EXERCISE DIRECTIONS:
Write every line of the material out exactly as shown.
§ §
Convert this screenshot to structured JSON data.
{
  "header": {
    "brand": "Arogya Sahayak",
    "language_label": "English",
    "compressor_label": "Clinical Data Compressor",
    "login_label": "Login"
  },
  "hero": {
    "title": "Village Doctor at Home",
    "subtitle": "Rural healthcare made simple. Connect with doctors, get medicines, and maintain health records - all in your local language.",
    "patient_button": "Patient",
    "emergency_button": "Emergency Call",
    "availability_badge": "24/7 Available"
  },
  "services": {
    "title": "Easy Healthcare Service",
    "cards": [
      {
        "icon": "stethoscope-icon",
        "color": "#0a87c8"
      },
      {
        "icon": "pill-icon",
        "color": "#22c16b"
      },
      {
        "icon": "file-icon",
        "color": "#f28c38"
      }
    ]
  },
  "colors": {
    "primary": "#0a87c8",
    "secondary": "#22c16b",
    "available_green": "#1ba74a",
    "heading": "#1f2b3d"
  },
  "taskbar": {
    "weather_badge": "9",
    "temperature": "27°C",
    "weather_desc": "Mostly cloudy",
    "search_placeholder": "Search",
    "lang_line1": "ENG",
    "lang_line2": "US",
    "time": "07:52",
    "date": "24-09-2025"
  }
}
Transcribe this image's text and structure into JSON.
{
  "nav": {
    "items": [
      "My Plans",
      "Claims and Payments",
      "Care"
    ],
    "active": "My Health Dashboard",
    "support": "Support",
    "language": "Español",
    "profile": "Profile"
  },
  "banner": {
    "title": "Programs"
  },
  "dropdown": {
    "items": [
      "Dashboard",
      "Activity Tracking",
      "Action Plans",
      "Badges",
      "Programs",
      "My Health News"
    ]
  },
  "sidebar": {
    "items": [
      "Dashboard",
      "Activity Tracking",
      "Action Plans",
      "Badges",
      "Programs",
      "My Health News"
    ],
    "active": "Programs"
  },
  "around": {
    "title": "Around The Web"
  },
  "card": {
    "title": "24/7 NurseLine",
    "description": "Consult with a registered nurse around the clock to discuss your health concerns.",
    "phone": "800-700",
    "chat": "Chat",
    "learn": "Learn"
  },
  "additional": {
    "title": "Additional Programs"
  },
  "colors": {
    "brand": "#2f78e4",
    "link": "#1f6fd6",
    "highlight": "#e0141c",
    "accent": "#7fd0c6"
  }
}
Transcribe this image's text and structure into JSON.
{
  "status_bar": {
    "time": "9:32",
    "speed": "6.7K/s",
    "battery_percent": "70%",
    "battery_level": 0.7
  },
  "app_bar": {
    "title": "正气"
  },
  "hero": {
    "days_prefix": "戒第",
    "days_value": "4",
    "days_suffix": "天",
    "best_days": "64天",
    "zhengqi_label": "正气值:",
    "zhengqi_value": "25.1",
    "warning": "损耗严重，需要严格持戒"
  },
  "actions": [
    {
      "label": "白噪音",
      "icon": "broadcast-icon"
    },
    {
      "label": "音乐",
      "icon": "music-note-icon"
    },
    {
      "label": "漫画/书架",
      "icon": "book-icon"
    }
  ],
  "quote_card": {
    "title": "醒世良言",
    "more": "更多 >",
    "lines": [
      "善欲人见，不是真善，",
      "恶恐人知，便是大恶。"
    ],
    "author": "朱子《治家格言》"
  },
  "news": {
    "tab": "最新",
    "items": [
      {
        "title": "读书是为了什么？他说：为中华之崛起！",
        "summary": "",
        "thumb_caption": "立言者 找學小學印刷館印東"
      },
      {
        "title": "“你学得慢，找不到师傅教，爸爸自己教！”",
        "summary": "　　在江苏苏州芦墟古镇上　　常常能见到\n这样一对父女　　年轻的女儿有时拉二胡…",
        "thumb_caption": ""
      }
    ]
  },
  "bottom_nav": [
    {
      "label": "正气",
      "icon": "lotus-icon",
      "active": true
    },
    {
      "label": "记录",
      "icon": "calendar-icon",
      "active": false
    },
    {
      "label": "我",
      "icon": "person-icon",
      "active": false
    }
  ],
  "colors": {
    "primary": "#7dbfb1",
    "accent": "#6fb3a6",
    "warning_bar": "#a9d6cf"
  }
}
§ §
TASK OUTPUT:
Convert this screenshot to structured JSON data.
{
  "header": {
    "brand": "Arogya Sahayak",
    "language_label": "English",
    "compressor_label": "Clinical Data Compressor",
    "login_label": "Login"
  },
  "hero": {
    "title": "Village Doctor at Home",
    "subtitle": "Rural healthcare made simple. Connect with doctors, get medicines, and maintain health records - all in your local language.",
    "patient_button": "Patient",
    "emergency_button": "Emergency Call",
    "availability_badge": "24/7 Available"
  },
  "services": {
    "title": "Easy Healthcare Service",
    "cards": [
      {
        "icon": "stethoscope-icon",
        "color": "#0a87c8"
      },
      {
        "icon": "pill-icon",
        "color": "#22c16b"
      },
      {
        "icon": "file-icon",
        "color": "#f28c38"
      }
    ]
  },
  "colors": {
    "primary": "#0a87c8",
    "secondary": "#22c16b",
    "available_green": "#1ba74a",
    "heading": "#1f2b3d"
  },
  "taskbar": {
    "weather_badge": "9",
    "temperature": "27°C",
    "weather_desc": "Mostly cloudy",
    "search_placeholder": "Search",
    "lang_line1": "ENG",
    "lang_line2": "US",
    "time": "07:52",
    "date": "24-09-2025"
  }
}
Transcribe this image's text and structure into JSON.
{
  "nav": {
    "items": [
      "My Plans",
      "Claims and Payments",
      "Care"
    ],
    "active": "My Health Dashboard",
    "support": "Support",
    "language": "Español",
    "profile": "Profile"
  },
  "banner": {
    "title": "Programs"
  },
  "dropdown": {
    "items": [
      "Dashboard",
      "Activity Tracking",
      "Action Plans",
      "Badges",
      "Programs",
      "My Health News"
    ]
  },
  "sidebar": {
    "items": [
      "Dashboard",
      "Activity Tracking",
      "Action Plans",
      "Badges",
      "Programs",
      "My Health News"
    ],
    "active": "Programs"
  },
  "around": {
    "title": "Around The Web"
  },
  "card": {
    "title": "24/7 NurseLine",
    "description": "Consult with a registered nurse around the clock to discuss your health concerns.",
    "phone": "800-700",
    "chat": "Chat",
    "learn": "Learn"
  },
  "additional": {
    "title": "Additional Programs"
  },
  "colors": {
    "brand": "#2f78e4",
    "link": "#1f6fd6",
    "highlight": "#e0141c",
    "accent": "#7fd0c6"
  }
}
Transcribe this image's text and structure into JSON.
{
  "status_bar": {
    "time": "9:32",
    "speed": "6.7K/s",
    "battery_percent": "70%",
    "battery_level": 0.7
  },
  "app_bar": {
    "title": "正气"
  },
  "hero": {
    "days_prefix": "戒第",
    "days_value": "4",
    "days_suffix": "天",
    "best_days": "64天",
    "zhengqi_label": "正气值:",
    "zhengqi_value": "25.1",
    "warning": "损耗严重，需要严格持戒"
  },
  "actions": [
    {
      "label": "白噪音",
      "icon": "broadcast-icon"
    },
    {
      "label": "音乐",
      "icon": "music-note-icon"
    },
    {
      "label": "漫画/书架",
      "icon": "book-icon"
    }
  ],
  "quote_card": {
    "title": "醒世良言",
    "more": "更多 >",
    "lines": [
      "善欲人见，不是真善，",
      "恶恐人知，便是大恶。"
    ],
    "author": "朱子《治家格言》"
  },
  "news": {
    "tab": "最新",
    "items": [
      {
        "title": "读书是为了什么？他说：为中华之崛起！",
        "summary": "",
        "thumb_caption": "立言者 找學小學印刷館印東"
      },
      {
        "title": "“你学得慢，找不到师傅教，爸爸自己教！”",
        "summary": "　　在江苏苏州芦墟古镇上　　常常能见到\n这样一对父女　　年轻的女儿有时拉二胡…",
        "thumb_caption": ""
      }
    ]
  },
  "bottom_nav": [
    {
      "label": "正气",
      "icon": "lotus-icon",
      "active": true
    },
    {
      "label": "记录",
      "icon": "calendar-icon",
      "active": false
    },
    {
      "label": "我",
      "icon": "person-icon",
      "active": false
    }
  ],
  "colors": {
    "primary": "#7dbfb1",
    "accent": "#6fb3a6",
    "warning_bar": "#a9d6cf"
  }
}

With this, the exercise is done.